STATED TASK ▸ Locate the lines where "Eugen" occurs and copy them as they stand.

INPUT FOR THIS TASK ▸
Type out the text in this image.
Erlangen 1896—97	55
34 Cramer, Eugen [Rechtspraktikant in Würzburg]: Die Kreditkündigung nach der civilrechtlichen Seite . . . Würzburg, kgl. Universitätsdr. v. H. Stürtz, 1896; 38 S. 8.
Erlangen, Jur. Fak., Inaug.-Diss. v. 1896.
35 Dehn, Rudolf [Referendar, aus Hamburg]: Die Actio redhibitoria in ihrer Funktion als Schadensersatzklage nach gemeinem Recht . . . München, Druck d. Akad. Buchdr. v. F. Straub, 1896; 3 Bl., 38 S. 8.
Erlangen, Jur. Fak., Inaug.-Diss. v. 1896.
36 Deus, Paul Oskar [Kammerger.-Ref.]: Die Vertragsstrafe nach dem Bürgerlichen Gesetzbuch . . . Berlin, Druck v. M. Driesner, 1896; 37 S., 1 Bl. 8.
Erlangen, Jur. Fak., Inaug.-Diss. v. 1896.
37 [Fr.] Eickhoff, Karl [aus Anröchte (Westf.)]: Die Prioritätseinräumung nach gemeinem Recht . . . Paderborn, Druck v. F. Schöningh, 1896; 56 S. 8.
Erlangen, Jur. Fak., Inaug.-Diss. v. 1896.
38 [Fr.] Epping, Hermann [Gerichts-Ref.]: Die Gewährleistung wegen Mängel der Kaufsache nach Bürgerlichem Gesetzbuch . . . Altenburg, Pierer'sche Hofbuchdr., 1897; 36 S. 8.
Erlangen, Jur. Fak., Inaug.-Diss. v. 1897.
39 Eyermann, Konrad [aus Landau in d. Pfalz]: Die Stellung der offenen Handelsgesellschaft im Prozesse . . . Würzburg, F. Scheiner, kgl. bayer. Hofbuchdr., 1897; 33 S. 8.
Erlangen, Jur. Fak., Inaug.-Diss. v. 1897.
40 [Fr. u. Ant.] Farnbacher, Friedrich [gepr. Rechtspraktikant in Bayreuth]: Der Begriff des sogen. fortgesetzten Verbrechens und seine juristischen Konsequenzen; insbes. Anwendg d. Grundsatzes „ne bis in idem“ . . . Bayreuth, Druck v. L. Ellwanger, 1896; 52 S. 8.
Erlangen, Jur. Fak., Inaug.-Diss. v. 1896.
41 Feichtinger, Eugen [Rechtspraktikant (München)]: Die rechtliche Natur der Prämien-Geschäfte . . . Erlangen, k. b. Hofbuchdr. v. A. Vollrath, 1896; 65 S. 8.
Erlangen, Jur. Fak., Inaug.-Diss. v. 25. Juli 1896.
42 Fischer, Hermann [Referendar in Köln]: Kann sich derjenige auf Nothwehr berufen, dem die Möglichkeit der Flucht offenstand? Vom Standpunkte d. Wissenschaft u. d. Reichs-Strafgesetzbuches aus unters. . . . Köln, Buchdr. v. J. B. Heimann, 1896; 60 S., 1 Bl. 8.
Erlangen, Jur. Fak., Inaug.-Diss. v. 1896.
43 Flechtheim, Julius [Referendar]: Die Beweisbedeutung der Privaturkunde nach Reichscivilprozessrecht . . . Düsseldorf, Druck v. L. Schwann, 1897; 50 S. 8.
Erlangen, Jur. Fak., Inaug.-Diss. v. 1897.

TASK OUTPUT ▸
34 Cramer, Eugen [Rechtspraktikant in Würzburg]: Die Kreditkündigung nach der civilrechtlichen Seite . . . Würzburg, kgl. Universitätsdr. v. H. Stürtz, 1896; 38 S. 8.
41 Feichtinger, Eugen [Rechtspraktikant (München)]: Die rechtliche Natur der Prämien-Geschäfte . . . Erlangen, k. b. Hofbuchdr. v. A. Vollrath, 1896; 65 S. 8.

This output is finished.